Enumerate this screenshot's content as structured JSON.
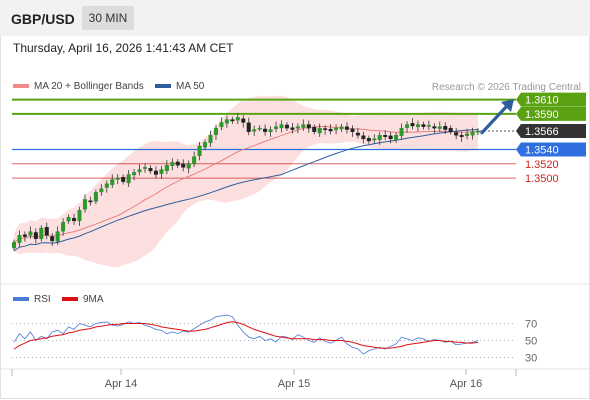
{
  "header": {
    "symbol": "GBP/USD",
    "timeframe": "30 MIN",
    "datetime": "Thursday, April 16, 2026 1:41:43 AM CET"
  },
  "chart_data": [
    {
      "type": "candlestick",
      "legend": [
        {
          "label": "MA 20 + Bollinger Bands",
          "color": "#f08a8a"
        },
        {
          "label": "MA 50",
          "color": "#2f5e9c"
        }
      ],
      "legend_position": "top-left",
      "attribution": "Research © 2026 Trading Central",
      "ylim": [
        1.336,
        1.3615
      ],
      "x_ticks": [
        "Apr 14",
        "Apr 15",
        "Apr 16"
      ],
      "current_price": {
        "label": "1.3566",
        "value": 1.3566,
        "color": "#333333"
      },
      "levels": [
        {
          "label": "1.3610",
          "value": 1.361,
          "color": "#5aa212",
          "kind": "resistance"
        },
        {
          "label": "1.3590",
          "value": 1.359,
          "color": "#5aa212",
          "kind": "resistance"
        },
        {
          "label": "1.3540",
          "value": 1.354,
          "color": "#2f6fe0",
          "kind": "pivot"
        },
        {
          "label": "1.3520",
          "value": 1.352,
          "color": "#cc2222",
          "kind": "support"
        },
        {
          "label": "1.3500",
          "value": 1.35,
          "color": "#cc2222",
          "kind": "support"
        }
      ],
      "forecast_arrow": {
        "from": 1.3565,
        "to": 1.3608,
        "color": "#2f5e9c"
      },
      "close_series": [
        1.341,
        1.342,
        1.3418,
        1.3425,
        1.3415,
        1.343,
        1.342,
        1.3412,
        1.3425,
        1.3438,
        1.3445,
        1.344,
        1.3455,
        1.347,
        1.3468,
        1.348,
        1.3485,
        1.3492,
        1.3498,
        1.35,
        1.3495,
        1.3505,
        1.3508,
        1.3512,
        1.3515,
        1.351,
        1.3505,
        1.3512,
        1.3518,
        1.3522,
        1.3518,
        1.3515,
        1.352,
        1.353,
        1.3545,
        1.355,
        1.356,
        1.357,
        1.3578,
        1.3582,
        1.358,
        1.3585,
        1.3578,
        1.3565,
        1.3568,
        1.357,
        1.3565,
        1.3568,
        1.3572,
        1.3575,
        1.357,
        1.3568,
        1.3572,
        1.3575,
        1.357,
        1.3565,
        1.357,
        1.3568,
        1.3566,
        1.357,
        1.3572,
        1.3568,
        1.3565,
        1.356,
        1.3555,
        1.3552,
        1.3555,
        1.356,
        1.3558,
        1.3555,
        1.356,
        1.357,
        1.3575,
        1.3573,
        1.3575,
        1.3572,
        1.3574,
        1.357,
        1.3572,
        1.3568,
        1.3565,
        1.356,
        1.3558,
        1.3562,
        1.3565,
        1.3566
      ]
    },
    {
      "type": "line",
      "legend": [
        {
          "label": "RSI",
          "color": "#4a7bd8"
        },
        {
          "label": "9MA",
          "color": "#dd1111"
        }
      ],
      "ylim": [
        20,
        80
      ],
      "y_ticks": [
        {
          "label": "70",
          "value": 70
        },
        {
          "label": "50",
          "value": 50
        },
        {
          "label": "30",
          "value": 30
        }
      ],
      "rsi_series": [
        48,
        58,
        52,
        60,
        50,
        55,
        52,
        60,
        62,
        58,
        66,
        63,
        70,
        68,
        66,
        70,
        71,
        72,
        68,
        67,
        69,
        72,
        70,
        71,
        68,
        66,
        63,
        62,
        58,
        60,
        58,
        61,
        60,
        64,
        68,
        72,
        74,
        78,
        79,
        80,
        78,
        68,
        60,
        54,
        52,
        55,
        50,
        52,
        48,
        55,
        54,
        51,
        57,
        54,
        50,
        48,
        53,
        49,
        47,
        50,
        54,
        46,
        42,
        40,
        34,
        38,
        40,
        42,
        40,
        43,
        46,
        54,
        52,
        50,
        53,
        52,
        49,
        51,
        50,
        48,
        49,
        45,
        46,
        47,
        48,
        50
      ],
      "ma_series": [
        40,
        44,
        47,
        50,
        51,
        52,
        53,
        55,
        56,
        57,
        59,
        60,
        62,
        63,
        64,
        66,
        67,
        68,
        69,
        69,
        70,
        70,
        70,
        70,
        70,
        69,
        68,
        66,
        65,
        64,
        63,
        62,
        61,
        61,
        62,
        63,
        65,
        67,
        69,
        71,
        72,
        71,
        69,
        66,
        63,
        61,
        59,
        57,
        55,
        54,
        53,
        52,
        52,
        52,
        52,
        51,
        51,
        51,
        50,
        50,
        50,
        49,
        48,
        46,
        44,
        43,
        42,
        41,
        41,
        41,
        42,
        43,
        45,
        46,
        47,
        48,
        49,
        50,
        50,
        49,
        49,
        48,
        48,
        47,
        47,
        48
      ]
    }
  ]
}
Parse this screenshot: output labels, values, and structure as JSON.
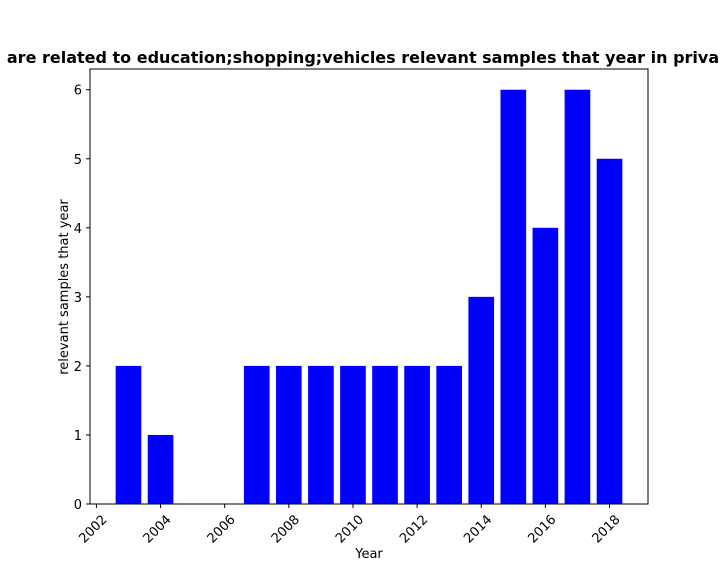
{
  "chart_data": {
    "type": "bar",
    "title": "are related to education;shopping;vehicles relevant samples that year in priva",
    "xlabel": "Year",
    "ylabel": "relevant samples that year",
    "x": [
      2003,
      2004,
      2005,
      2006,
      2007,
      2008,
      2009,
      2010,
      2011,
      2012,
      2013,
      2014,
      2015,
      2016,
      2017,
      2018
    ],
    "values": [
      2,
      1,
      0,
      0,
      2,
      2,
      2,
      2,
      2,
      2,
      2,
      3,
      6,
      4,
      6,
      5
    ],
    "xlim": [
      2001.8,
      2019.2
    ],
    "ylim": [
      0,
      6.3
    ],
    "xticks": [
      2002,
      2004,
      2006,
      2008,
      2010,
      2012,
      2014,
      2016,
      2018
    ],
    "yticks": [
      0,
      1,
      2,
      3,
      4,
      5,
      6
    ],
    "bar_color": "#0000ff",
    "grid": false
  }
}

====

** TO BE DONE **
Scan the material above. Copy each line where "that" occurs.

** THE REPLY **
    "title": "are related to education;shopping;vehicles relevant samples that year in priva",
    "ylabel": "relevant samples that year",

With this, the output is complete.